| Data shown |
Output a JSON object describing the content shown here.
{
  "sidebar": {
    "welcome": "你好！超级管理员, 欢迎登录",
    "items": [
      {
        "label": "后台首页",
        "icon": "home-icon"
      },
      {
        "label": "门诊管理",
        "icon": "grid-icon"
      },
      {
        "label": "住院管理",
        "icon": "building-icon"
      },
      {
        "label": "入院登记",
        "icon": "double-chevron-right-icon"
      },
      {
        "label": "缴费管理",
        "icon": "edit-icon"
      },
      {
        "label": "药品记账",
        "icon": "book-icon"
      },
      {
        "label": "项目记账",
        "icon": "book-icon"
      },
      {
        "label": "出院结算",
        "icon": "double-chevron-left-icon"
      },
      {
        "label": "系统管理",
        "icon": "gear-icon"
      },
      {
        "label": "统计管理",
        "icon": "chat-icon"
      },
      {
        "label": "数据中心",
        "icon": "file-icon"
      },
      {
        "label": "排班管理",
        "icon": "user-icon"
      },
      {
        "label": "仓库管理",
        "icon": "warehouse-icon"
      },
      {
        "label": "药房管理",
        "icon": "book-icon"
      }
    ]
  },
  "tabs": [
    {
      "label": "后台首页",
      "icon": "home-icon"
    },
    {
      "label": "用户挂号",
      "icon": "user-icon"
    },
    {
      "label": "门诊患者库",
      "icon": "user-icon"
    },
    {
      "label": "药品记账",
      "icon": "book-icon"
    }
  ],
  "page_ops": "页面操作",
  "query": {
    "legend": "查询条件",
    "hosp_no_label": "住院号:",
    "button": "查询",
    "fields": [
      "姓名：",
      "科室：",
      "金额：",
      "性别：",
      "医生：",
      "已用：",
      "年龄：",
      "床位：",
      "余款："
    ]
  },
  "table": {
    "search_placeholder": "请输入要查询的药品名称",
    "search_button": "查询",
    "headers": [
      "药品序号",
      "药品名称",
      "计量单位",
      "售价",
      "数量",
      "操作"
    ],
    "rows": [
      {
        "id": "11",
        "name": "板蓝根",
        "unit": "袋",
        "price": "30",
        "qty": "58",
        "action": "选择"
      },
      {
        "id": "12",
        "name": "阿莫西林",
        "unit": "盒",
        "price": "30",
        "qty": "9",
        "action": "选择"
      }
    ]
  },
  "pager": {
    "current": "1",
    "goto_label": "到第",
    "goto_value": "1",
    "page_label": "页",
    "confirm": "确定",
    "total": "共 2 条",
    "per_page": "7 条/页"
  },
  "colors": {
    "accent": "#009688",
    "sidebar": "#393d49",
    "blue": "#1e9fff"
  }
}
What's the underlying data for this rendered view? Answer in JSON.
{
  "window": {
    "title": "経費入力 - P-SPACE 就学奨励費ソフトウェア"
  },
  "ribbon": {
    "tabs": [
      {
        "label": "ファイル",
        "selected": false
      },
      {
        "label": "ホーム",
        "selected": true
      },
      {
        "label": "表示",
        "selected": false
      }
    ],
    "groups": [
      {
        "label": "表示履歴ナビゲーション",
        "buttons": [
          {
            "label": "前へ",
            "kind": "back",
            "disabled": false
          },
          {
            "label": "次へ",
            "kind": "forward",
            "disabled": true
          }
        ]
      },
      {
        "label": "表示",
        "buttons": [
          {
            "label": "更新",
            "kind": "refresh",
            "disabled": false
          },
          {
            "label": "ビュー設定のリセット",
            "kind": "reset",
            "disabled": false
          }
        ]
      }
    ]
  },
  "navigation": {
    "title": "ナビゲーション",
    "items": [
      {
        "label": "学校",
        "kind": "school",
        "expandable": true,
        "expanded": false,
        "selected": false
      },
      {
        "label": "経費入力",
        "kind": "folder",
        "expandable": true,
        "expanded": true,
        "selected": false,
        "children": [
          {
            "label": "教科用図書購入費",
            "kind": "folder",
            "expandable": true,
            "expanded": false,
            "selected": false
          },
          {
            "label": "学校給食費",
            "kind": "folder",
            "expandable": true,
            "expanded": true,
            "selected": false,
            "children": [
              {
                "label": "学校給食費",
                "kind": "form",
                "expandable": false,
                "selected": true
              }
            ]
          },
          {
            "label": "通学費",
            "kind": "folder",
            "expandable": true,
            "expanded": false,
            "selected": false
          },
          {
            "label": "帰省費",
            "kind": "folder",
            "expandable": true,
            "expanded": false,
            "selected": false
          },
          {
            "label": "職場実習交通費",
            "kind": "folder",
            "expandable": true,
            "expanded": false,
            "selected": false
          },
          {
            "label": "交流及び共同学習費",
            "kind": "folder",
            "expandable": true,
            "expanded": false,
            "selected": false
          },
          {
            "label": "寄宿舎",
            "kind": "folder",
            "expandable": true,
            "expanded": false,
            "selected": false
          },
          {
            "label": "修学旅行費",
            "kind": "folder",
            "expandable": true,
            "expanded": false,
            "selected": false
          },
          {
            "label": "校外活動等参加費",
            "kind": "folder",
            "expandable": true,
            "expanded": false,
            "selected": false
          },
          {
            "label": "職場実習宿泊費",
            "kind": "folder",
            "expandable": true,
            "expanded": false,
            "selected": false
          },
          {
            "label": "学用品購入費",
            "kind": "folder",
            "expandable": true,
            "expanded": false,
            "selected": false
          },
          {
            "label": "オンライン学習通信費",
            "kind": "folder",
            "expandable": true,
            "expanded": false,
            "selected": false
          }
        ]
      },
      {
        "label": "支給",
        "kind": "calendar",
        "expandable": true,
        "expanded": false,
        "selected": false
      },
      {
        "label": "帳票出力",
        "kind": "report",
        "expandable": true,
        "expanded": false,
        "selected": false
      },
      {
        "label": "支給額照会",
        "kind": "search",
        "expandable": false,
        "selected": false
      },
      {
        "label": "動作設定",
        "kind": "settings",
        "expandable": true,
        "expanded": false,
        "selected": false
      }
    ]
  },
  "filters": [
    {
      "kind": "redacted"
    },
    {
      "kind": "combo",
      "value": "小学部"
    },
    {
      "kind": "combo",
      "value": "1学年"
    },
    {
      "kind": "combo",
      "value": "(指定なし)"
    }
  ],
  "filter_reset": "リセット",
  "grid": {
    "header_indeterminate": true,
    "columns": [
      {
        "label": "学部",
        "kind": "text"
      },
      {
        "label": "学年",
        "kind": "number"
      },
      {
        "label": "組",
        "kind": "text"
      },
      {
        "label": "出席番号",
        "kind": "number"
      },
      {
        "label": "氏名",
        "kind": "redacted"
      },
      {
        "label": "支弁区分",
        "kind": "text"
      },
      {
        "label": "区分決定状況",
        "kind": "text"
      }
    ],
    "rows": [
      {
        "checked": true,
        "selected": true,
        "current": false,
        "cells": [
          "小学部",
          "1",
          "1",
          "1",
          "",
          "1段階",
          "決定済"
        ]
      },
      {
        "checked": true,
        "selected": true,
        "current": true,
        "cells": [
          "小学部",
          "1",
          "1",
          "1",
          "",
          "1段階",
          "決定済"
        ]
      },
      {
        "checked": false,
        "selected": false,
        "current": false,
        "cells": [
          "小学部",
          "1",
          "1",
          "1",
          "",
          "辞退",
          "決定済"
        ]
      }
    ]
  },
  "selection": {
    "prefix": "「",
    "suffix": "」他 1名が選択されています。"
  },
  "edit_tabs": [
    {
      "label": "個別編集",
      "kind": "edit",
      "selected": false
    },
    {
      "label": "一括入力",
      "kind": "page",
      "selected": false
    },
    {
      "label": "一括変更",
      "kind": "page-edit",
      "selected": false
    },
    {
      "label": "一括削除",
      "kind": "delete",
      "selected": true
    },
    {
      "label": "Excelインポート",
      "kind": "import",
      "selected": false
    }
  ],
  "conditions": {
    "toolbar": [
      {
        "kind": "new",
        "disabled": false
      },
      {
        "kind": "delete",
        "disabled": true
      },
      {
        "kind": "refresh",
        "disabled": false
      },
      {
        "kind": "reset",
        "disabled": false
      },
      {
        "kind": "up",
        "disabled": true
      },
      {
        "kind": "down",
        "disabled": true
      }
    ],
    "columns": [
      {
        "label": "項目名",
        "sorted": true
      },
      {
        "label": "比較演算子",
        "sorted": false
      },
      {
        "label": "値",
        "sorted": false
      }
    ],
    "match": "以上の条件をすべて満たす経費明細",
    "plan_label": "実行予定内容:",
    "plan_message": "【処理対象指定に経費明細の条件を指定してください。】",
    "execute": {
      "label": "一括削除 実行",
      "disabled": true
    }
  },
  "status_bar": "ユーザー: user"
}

| Given request |
Filter the listing for the word "current" and copy every line that holds it.

| Answer to this problem |
    "current": "1",
        "current": false,
        "current": true,
        "current": false,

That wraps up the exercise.